* **Goal of the exercise**:
Only a number is wanted: how many lines of the entries include the string "JSON"?

* **Raw records**:
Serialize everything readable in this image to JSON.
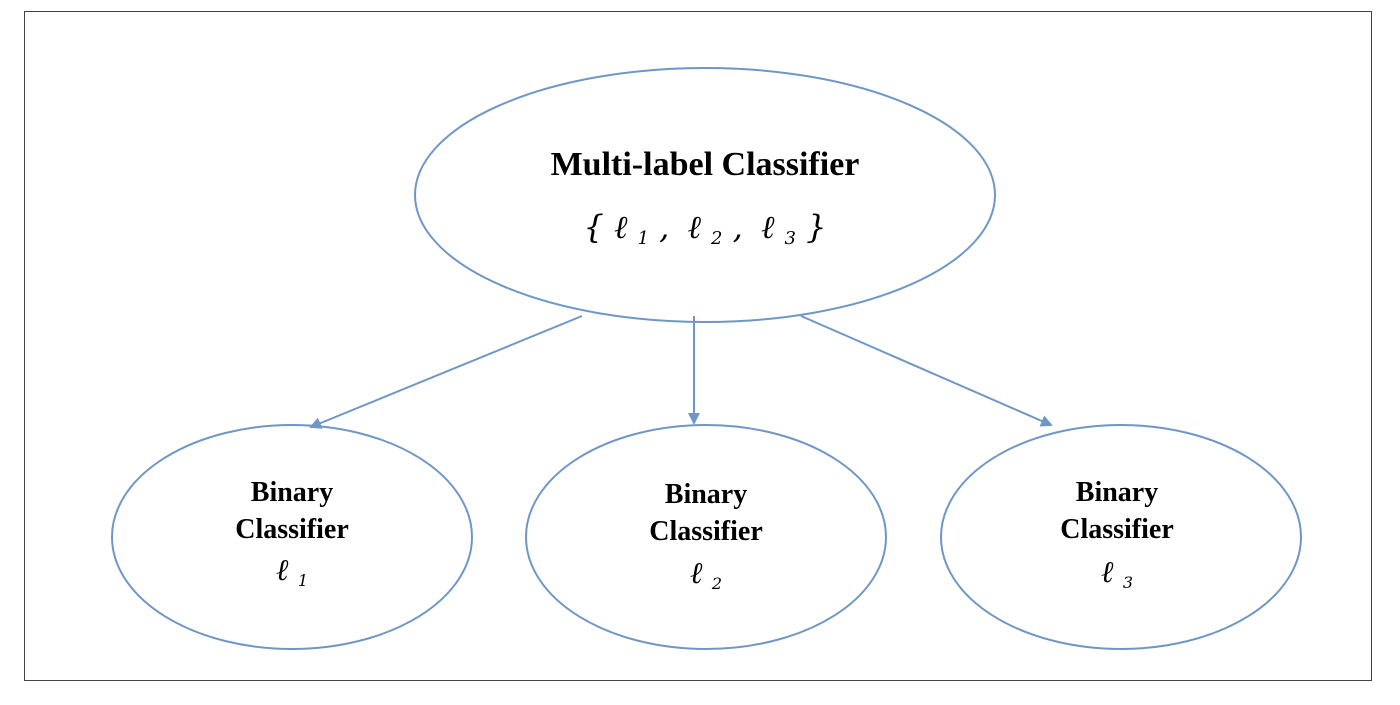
{
  "diagram": {
    "colors": {
      "stroke": "#6f97c6",
      "text": "#000000",
      "border": "#444444"
    },
    "root": {
      "title": "Multi-label Classifier",
      "open_brace": "{",
      "close_brace": "}",
      "separator": ",",
      "labels": [
        {
          "symbol": "ℓ",
          "sub": "1"
        },
        {
          "symbol": "ℓ",
          "sub": "2"
        },
        {
          "symbol": "ℓ",
          "sub": "3"
        }
      ]
    },
    "children": [
      {
        "line1": "Binary",
        "line2": "Classifier",
        "symbol": "ℓ",
        "sub": "1"
      },
      {
        "line1": "Binary",
        "line2": "Classifier",
        "symbol": "ℓ",
        "sub": "2"
      },
      {
        "line1": "Binary",
        "line2": "Classifier",
        "symbol": "ℓ",
        "sub": "3"
      }
    ]
  }
}
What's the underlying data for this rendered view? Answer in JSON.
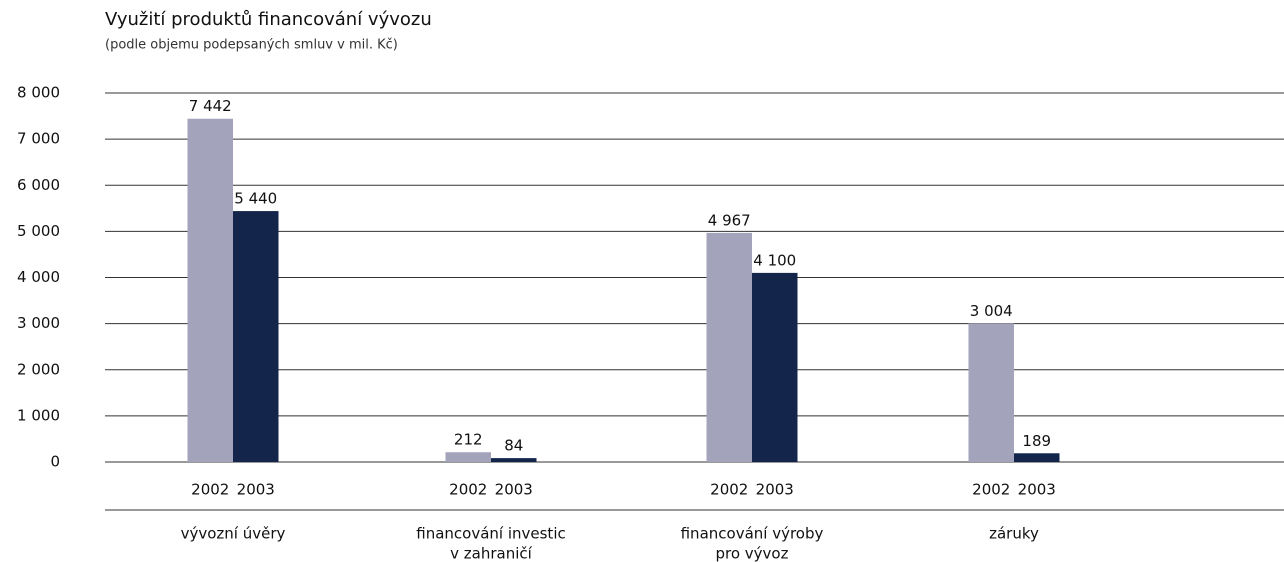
{
  "chart_data": {
    "type": "bar",
    "title": "Využití produktů financování vývozu",
    "subtitle": "(podle objemu podepsaných smluv v mil. Kč)",
    "categories": [
      [
        "vývozní úvěry"
      ],
      [
        "financování investic",
        "v zahraničí"
      ],
      [
        "financování výroby",
        "pro vývoz"
      ],
      [
        "záruky"
      ]
    ],
    "series": [
      {
        "name": "2002",
        "color": "#a3a3bb",
        "values": [
          7442,
          212,
          4967,
          3004
        ],
        "value_labels": [
          "7 442",
          "212",
          "4 967",
          "3 004"
        ]
      },
      {
        "name": "2003",
        "color": "#13254a",
        "values": [
          5440,
          84,
          4100,
          189
        ],
        "value_labels": [
          "5 440",
          "84",
          "4 100",
          "189"
        ]
      }
    ],
    "ylim": [
      0,
      8000
    ],
    "yticks": [
      0,
      {
        "value": 1000,
        "label": "1 000"
      },
      {
        "value": 2000,
        "label": "2 000"
      },
      {
        "value": 3000,
        "label": "3 000"
      },
      {
        "value": 4000,
        "label": "4 000"
      },
      {
        "value": 5000,
        "label": "5 000"
      },
      {
        "value": 6000,
        "label": "6 000"
      },
      {
        "value": 7000,
        "label": "7 000"
      },
      {
        "value": 8000,
        "label": "8 000"
      }
    ],
    "grid": true
  }
}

* **Answer to the problem**:
2